## EXERCISE AIM
Sort through the data and copy the lines holding the word "tiempo".

Data records
Start

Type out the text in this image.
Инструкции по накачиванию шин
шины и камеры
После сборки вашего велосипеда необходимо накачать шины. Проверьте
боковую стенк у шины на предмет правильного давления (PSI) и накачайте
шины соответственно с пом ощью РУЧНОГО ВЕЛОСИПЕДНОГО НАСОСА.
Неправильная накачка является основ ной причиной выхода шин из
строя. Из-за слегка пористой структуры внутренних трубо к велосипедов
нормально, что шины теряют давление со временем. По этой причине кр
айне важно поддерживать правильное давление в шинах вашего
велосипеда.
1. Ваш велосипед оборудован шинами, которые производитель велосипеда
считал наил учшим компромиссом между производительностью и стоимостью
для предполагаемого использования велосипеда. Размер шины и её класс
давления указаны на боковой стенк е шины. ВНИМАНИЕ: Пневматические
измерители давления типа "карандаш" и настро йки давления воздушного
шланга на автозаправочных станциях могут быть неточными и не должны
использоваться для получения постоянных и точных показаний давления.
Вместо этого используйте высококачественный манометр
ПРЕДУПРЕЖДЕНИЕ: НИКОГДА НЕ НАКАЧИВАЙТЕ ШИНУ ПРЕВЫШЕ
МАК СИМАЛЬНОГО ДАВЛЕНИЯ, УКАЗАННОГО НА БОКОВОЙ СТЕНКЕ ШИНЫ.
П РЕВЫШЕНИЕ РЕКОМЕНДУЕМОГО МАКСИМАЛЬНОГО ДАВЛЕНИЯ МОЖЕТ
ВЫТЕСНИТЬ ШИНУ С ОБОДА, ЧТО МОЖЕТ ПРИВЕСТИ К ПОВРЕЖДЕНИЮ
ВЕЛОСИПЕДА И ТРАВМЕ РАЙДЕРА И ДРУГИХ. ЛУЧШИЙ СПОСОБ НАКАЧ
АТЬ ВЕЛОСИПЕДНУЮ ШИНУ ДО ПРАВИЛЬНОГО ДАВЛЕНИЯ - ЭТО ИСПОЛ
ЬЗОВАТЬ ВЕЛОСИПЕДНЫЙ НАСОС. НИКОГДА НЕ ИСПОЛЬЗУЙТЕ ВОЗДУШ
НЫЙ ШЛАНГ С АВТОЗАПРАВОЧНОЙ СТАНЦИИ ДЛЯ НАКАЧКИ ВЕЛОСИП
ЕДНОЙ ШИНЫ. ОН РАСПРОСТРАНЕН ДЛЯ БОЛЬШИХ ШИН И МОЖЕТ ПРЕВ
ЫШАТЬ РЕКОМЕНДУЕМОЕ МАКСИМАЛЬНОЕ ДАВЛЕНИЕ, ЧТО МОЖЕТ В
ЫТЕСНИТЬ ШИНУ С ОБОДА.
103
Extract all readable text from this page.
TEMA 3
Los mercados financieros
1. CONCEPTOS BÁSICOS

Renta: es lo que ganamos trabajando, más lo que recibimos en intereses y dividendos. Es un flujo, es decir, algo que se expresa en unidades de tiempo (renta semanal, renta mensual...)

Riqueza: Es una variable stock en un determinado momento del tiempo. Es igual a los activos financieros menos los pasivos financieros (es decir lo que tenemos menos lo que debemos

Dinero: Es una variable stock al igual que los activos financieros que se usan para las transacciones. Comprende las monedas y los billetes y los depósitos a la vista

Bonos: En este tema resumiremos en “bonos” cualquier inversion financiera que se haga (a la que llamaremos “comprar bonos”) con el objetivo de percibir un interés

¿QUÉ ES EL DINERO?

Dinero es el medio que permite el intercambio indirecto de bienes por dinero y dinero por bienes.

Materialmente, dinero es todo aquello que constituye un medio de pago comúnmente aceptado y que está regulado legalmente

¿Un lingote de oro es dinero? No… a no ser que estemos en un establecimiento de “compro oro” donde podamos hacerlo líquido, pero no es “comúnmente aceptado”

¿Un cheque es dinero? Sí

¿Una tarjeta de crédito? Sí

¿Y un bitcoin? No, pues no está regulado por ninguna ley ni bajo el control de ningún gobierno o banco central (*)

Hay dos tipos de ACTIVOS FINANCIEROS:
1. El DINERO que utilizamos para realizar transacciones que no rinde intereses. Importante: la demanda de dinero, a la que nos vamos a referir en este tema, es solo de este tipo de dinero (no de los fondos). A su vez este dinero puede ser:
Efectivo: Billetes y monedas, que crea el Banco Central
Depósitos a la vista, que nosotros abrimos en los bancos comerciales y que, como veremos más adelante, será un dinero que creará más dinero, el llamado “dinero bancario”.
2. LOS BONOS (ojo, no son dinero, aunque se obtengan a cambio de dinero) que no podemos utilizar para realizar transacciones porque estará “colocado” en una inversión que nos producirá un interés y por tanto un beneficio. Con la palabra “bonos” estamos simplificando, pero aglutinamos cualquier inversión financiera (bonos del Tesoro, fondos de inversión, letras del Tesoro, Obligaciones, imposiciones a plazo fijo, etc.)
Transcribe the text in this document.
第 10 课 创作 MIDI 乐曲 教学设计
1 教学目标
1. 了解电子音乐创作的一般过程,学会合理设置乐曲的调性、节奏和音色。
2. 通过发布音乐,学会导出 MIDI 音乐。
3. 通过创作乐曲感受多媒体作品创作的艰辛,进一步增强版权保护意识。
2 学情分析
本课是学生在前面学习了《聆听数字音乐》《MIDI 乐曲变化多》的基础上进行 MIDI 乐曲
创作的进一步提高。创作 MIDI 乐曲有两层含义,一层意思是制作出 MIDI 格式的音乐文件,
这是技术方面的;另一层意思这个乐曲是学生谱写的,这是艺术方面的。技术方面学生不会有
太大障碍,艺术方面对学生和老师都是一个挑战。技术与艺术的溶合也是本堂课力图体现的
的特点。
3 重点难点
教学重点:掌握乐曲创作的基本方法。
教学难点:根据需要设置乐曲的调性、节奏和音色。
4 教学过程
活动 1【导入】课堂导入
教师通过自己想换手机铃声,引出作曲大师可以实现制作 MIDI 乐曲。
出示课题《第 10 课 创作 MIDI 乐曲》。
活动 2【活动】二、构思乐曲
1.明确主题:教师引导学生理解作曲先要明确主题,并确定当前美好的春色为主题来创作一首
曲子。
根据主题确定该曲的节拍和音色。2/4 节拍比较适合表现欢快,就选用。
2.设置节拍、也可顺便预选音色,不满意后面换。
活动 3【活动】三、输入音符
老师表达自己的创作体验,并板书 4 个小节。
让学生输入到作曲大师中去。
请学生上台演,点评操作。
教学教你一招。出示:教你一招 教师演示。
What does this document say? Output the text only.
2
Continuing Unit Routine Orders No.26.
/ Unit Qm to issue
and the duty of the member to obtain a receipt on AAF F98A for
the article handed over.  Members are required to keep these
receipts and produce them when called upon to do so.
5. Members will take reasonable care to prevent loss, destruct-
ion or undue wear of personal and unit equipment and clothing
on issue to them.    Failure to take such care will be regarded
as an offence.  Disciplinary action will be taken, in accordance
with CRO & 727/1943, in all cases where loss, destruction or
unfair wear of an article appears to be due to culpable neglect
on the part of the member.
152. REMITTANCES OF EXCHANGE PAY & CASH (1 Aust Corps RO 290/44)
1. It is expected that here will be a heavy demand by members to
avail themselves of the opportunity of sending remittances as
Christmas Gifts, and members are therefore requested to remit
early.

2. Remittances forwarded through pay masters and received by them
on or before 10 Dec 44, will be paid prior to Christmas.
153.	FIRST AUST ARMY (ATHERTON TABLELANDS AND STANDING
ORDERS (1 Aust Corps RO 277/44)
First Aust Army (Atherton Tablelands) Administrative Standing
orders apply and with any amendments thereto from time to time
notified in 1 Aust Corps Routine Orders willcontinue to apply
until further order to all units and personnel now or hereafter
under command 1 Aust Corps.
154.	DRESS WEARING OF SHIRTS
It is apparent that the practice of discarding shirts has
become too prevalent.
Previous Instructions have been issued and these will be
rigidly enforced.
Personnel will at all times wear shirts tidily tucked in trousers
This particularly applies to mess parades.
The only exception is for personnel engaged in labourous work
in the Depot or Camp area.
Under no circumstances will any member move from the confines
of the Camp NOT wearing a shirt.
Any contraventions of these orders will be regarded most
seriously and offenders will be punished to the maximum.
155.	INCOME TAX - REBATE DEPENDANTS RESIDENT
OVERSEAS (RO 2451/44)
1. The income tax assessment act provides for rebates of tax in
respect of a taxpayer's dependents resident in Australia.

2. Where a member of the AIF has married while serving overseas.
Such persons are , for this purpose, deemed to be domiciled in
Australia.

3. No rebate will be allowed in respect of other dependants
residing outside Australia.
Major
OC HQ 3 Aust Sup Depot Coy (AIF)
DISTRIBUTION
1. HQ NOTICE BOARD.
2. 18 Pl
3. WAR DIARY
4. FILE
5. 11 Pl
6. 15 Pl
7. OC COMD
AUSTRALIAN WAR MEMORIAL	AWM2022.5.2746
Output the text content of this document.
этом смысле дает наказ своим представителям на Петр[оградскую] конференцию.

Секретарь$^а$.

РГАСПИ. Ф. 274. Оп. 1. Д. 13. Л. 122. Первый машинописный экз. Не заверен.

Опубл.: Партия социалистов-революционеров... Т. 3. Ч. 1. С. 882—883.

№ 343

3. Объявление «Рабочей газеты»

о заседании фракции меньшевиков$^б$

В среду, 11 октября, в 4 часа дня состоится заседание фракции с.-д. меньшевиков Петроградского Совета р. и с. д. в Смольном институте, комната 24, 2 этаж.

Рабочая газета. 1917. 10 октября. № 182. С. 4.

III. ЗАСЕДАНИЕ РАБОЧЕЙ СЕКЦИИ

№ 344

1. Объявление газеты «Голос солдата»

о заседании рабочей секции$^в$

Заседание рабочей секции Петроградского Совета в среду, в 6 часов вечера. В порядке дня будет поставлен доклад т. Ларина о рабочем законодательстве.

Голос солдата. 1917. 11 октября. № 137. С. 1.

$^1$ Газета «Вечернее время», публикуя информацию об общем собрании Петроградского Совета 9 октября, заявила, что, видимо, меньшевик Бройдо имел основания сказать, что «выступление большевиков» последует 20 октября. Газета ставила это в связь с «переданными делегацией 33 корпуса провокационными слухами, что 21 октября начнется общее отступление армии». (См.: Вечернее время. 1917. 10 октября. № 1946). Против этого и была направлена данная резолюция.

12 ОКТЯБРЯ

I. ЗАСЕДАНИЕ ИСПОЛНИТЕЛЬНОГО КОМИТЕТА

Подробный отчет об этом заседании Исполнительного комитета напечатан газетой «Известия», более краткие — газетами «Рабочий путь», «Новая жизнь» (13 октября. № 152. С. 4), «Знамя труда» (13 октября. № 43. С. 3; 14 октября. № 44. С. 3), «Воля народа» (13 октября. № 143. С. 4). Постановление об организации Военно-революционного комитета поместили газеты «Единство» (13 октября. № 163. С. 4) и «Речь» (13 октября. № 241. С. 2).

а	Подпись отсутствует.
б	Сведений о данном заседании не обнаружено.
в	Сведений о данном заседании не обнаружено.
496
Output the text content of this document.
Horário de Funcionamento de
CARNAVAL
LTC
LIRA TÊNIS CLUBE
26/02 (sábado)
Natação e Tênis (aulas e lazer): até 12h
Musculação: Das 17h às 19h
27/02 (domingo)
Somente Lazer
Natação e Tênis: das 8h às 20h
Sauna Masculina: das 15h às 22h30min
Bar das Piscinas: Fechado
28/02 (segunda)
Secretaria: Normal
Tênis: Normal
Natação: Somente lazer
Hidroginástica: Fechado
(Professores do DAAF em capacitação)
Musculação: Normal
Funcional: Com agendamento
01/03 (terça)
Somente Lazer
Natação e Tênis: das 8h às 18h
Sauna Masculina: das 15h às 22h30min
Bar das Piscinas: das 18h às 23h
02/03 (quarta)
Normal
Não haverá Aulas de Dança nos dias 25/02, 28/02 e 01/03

End

## WRITTEN SOLUTION
Renta: es lo que ganamos trabajando, más lo que recibimos en intereses y dividendos. Es un flujo, es decir, algo que se expresa en unidades de tiempo (renta semanal, renta mensual...)
Riqueza: Es una variable stock en un determinado momento del tiempo. Es igual a los activos financieros menos los pasivos financieros (es decir lo que tenemos menos lo que debemos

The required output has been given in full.